■ **THE EXERCISE**
Please give the listing again, word for word, with nothing left out.

■ **DATA FOR THIS EXERCISE**
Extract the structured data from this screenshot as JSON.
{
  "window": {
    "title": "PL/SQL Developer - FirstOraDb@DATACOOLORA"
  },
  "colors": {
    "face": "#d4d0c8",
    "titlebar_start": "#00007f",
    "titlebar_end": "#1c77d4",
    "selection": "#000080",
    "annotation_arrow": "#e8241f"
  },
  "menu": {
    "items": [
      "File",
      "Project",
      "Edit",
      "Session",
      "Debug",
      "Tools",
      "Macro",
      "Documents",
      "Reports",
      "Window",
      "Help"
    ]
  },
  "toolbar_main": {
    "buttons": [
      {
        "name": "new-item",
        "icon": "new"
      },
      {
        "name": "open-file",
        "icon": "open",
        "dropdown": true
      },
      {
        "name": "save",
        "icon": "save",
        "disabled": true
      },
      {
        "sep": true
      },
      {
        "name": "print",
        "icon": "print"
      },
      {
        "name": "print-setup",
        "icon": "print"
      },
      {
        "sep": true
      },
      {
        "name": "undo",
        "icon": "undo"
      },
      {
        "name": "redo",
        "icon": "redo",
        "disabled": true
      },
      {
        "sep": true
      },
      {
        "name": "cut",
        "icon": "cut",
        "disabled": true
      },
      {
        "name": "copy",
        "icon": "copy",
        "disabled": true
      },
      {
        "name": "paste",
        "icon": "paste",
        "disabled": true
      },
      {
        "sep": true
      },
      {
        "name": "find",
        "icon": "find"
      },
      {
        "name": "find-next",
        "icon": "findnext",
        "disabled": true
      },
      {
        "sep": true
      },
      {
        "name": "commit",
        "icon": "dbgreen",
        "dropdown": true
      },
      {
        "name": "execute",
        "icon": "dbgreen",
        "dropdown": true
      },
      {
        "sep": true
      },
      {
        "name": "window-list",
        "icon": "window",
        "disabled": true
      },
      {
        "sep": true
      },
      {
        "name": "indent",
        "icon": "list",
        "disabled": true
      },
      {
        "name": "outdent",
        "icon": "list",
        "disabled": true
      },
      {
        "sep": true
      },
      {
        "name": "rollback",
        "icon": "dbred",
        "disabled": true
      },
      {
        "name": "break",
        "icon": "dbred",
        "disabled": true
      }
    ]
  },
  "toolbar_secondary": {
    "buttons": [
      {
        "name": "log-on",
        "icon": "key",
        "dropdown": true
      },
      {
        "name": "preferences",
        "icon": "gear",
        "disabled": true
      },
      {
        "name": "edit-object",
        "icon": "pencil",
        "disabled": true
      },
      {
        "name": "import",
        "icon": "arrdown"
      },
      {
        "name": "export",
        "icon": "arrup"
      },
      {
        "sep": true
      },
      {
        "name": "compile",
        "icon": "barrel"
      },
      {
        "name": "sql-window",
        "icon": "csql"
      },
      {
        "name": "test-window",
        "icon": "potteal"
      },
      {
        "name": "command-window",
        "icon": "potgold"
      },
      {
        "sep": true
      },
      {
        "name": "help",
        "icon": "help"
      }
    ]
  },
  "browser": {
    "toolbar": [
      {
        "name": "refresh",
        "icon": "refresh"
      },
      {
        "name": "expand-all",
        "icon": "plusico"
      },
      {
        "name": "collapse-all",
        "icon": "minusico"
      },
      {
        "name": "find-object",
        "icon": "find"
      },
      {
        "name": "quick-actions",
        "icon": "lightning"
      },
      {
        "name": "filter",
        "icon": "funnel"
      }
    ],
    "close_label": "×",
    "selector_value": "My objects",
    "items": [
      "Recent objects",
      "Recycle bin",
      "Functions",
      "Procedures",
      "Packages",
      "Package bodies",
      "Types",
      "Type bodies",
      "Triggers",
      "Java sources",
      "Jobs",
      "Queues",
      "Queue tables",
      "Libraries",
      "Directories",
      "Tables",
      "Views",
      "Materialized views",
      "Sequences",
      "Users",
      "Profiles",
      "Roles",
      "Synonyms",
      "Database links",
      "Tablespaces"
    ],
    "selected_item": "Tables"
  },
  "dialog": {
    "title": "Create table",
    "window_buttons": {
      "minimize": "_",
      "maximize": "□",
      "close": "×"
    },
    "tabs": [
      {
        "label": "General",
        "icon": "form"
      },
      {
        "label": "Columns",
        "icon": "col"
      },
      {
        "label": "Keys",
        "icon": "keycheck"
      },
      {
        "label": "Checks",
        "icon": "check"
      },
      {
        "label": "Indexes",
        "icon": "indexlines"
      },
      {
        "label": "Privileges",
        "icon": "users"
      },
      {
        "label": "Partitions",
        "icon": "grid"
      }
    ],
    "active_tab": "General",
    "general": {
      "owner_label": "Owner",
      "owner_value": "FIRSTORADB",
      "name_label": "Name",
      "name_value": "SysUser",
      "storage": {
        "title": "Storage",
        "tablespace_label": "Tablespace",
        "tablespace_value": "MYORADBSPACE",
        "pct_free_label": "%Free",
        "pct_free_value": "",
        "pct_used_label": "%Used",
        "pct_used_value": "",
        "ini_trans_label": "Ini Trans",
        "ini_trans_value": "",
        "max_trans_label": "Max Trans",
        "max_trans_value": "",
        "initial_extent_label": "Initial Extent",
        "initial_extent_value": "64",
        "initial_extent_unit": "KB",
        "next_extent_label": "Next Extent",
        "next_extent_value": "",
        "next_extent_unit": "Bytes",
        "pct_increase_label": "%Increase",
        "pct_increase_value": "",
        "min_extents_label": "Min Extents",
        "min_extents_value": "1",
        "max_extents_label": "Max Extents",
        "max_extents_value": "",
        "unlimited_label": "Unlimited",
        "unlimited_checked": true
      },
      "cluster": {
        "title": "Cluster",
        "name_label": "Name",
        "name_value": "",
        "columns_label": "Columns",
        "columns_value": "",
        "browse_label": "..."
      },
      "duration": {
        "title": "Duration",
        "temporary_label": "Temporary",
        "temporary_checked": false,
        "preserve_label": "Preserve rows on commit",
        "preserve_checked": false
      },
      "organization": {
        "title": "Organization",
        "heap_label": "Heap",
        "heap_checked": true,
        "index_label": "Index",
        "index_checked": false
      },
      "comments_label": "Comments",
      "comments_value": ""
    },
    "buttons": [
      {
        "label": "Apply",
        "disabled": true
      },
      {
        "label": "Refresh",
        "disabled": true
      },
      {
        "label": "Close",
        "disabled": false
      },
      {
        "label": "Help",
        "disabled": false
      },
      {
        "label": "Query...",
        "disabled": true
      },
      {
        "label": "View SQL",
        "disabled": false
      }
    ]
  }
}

■ **WRITTEN SOLUTION**
Extract the structured data from this screenshot as JSON.
{
  "window": {
    "title": "PL/SQL Developer - FirstOraDb@DATACOOLORA"
  },
  "colors": {
    "face": "#d4d0c8",
    "titlebar_start": "#00007f",
    "titlebar_end": "#1c77d4",
    "selection": "#000080",
    "annotation_arrow": "#e8241f"
  },
  "menu": {
    "items": [
      "File",
      "Project",
      "Edit",
      "Session",
      "Debug",
      "Tools",
      "Macro",
      "Documents",
      "Reports",
      "Window",
      "Help"
    ]
  },
  "toolbar_main": {
    "buttons": [
      {
        "name": "new-item",
        "icon": "new"
      },
      {
        "name": "open-file",
        "icon": "open",
        "dropdown": true
      },
      {
        "name": "save",
        "icon": "save",
        "disabled": true
      },
      {
        "sep": true
      },
      {
        "name": "print",
        "icon": "print"
      },
      {
        "name": "print-setup",
        "icon": "print"
      },
      {
        "sep": true
      },
      {
        "name": "undo",
        "icon": "undo"
      },
      {
        "name": "redo",
        "icon": "redo",
        "disabled": true
      },
      {
        "sep": true
      },
      {
        "name": "cut",
        "icon": "cut",
        "disabled": true
      },
      {
        "name": "copy",
        "icon": "copy",
        "disabled": true
      },
      {
        "name": "paste",
        "icon": "paste",
        "disabled": true
      },
      {
        "sep": true
      },
      {
        "name": "find",
        "icon": "find"
      },
      {
        "name": "find-next",
        "icon": "findnext",
        "disabled": true
      },
      {
        "sep": true
      },
      {
        "name": "commit",
        "icon": "dbgreen",
        "dropdown": true
      },
      {
        "name": "execute",
        "icon": "dbgreen",
        "dropdown": true
      },
      {
        "sep": true
      },
      {
        "name": "window-list",
        "icon": "window",
        "disabled": true
      },
      {
        "sep": true
      },
      {
        "name": "indent",
        "icon": "list",
        "disabled": true
      },
      {
        "name": "outdent",
        "icon": "list",
        "disabled": true
      },
      {
        "sep": true
      },
      {
        "name": "rollback",
        "icon": "dbred",
        "disabled": true
      },
      {
        "name": "break",
        "icon": "dbred",
        "disabled": true
      }
    ]
  },
  "toolbar_secondary": {
    "buttons": [
      {
        "name": "log-on",
        "icon": "key",
        "dropdown": true
      },
      {
        "name": "preferences",
        "icon": "gear",
        "disabled": true
      },
      {
        "name": "edit-object",
        "icon": "pencil",
        "disabled": true
      },
      {
        "name": "import",
        "icon": "arrdown"
      },
      {
        "name": "export",
        "icon": "arrup"
      },
      {
        "sep": true
      },
      {
        "name": "compile",
        "icon": "barrel"
      },
      {
        "name": "sql-window",
        "icon": "csql"
      },
      {
        "name": "test-window",
        "icon": "potteal"
      },
      {
        "name": "command-window",
        "icon": "potgold"
      },
      {
        "sep": true
      },
      {
        "name": "help",
        "icon": "help"
      }
    ]
  },
  "browser": {
    "toolbar": [
      {
        "name": "refresh",
        "icon": "refresh"
      },
      {
        "name": "expand-all",
        "icon": "plusico"
      },
      {
        "name": "collapse-all",
        "icon": "minusico"
      },
      {
        "name": "find-object",
        "icon": "find"
      },
      {
        "name": "quick-actions",
        "icon": "lightning"
      },
      {
        "name": "filter",
        "icon": "funnel"
      }
    ],
    "close_label": "×",
    "selector_value": "My objects",
    "items": [
      "Recent objects",
      "Recycle bin",
      "Functions",
      "Procedures",
      "Packages",
      "Package bodies",
      "Types",
      "Type bodies",
      "Triggers",
      "Java sources",
      "Jobs",
      "Queues",
      "Queue tables",
      "Libraries",
      "Directories",
      "Tables",
      "Views",
      "Materialized views",
      "Sequences",
      "Users",
      "Profiles",
      "Roles",
      "Synonyms",
      "Database links",
      "Tablespaces"
    ],
    "selected_item": "Tables"
  },
  "dialog": {
    "title": "Create table",
    "window_buttons": {
      "minimize": "_",
      "maximize": "□",
      "close": "×"
    },
    "tabs": [
      {
        "label": "General",
        "icon": "form"
      },
      {
        "label": "Columns",
        "icon": "col"
      },
      {
        "label": "Keys",
        "icon": "keycheck"
      },
      {
        "label": "Checks",
        "icon": "check"
      },
      {
        "label": "Indexes",
        "icon": "indexlines"
      },
      {
        "label": "Privileges",
        "icon": "users"
      },
      {
        "label": "Partitions",
        "icon": "grid"
      }
    ],
    "active_tab": "General",
    "general": {
      "owner_label": "Owner",
      "owner_value": "FIRSTORADB",
      "name_label": "Name",
      "name_value": "SysUser",
      "storage": {
        "title": "Storage",
        "tablespace_label": "Tablespace",
        "tablespace_value": "MYORADBSPACE",
        "pct_free_label": "%Free",
        "pct_free_value": "",
        "pct_used_label": "%Used",
        "pct_used_value": "",
        "ini_trans_label": "Ini Trans",
        "ini_trans_value": "",
        "max_trans_label": "Max Trans",
        "max_trans_value": "",
        "initial_extent_label": "Initial Extent",
        "initial_extent_value": "64",
        "initial_extent_unit": "KB",
        "next_extent_label": "Next Extent",
        "next_extent_value": "",
        "next_extent_unit": "Bytes",
        "pct_increase_label": "%Increase",
        "pct_increase_value": "",
        "min_extents_label": "Min Extents",
        "min_extents_value": "1",
        "max_extents_label": "Max Extents",
        "max_extents_value": "",
        "unlimited_label": "Unlimited",
        "unlimited_checked": true
      },
      "cluster": {
        "title": "Cluster",
        "name_label": "Name",
        "name_value": "",
        "columns_label": "Columns",
        "columns_value": "",
        "browse_label": "..."
      },
      "duration": {
        "title": "Duration",
        "temporary_label": "Temporary",
        "temporary_checked": false,
        "preserve_label": "Preserve rows on commit",
        "preserve_checked": false
      },
      "organization": {
        "title": "Organization",
        "heap_label": "Heap",
        "heap_checked": true,
        "index_label": "Index",
        "index_checked": false
      },
      "comments_label": "Comments",
      "comments_value": ""
    },
    "buttons": [
      {
        "label": "Apply",
        "disabled": true
      },
      {
        "label": "Refresh",
        "disabled": true
      },
      {
        "label": "Close",
        "disabled": false
      },
      {
        "label": "Help",
        "disabled": false
      },
      {
        "label": "Query...",
        "disabled": true
      },
      {
        "label": "View SQL",
        "disabled": false
      }
    ]
  }
}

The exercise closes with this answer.